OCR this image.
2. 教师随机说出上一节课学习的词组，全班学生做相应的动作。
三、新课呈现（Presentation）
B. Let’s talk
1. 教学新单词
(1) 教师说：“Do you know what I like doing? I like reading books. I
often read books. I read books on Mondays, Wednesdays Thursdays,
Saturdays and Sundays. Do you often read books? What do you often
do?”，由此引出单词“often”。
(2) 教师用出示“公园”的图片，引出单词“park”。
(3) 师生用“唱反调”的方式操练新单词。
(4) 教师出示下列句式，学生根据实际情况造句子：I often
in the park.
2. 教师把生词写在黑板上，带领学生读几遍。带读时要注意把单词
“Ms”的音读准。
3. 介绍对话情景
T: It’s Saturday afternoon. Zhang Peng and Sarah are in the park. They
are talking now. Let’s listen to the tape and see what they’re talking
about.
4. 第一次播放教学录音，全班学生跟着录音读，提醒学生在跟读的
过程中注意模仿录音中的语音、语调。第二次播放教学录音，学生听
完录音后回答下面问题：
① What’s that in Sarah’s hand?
- - -
* [SET EXERCISE] From the entries above, copy every line containing the word "park".

* [CORRECT OUTPUT]
(2) 教师用出示“公园”的图片，引出单词“park”。
in the park.
T: It’s Saturday afternoon. Zhang Peng and Sarah are in the park. They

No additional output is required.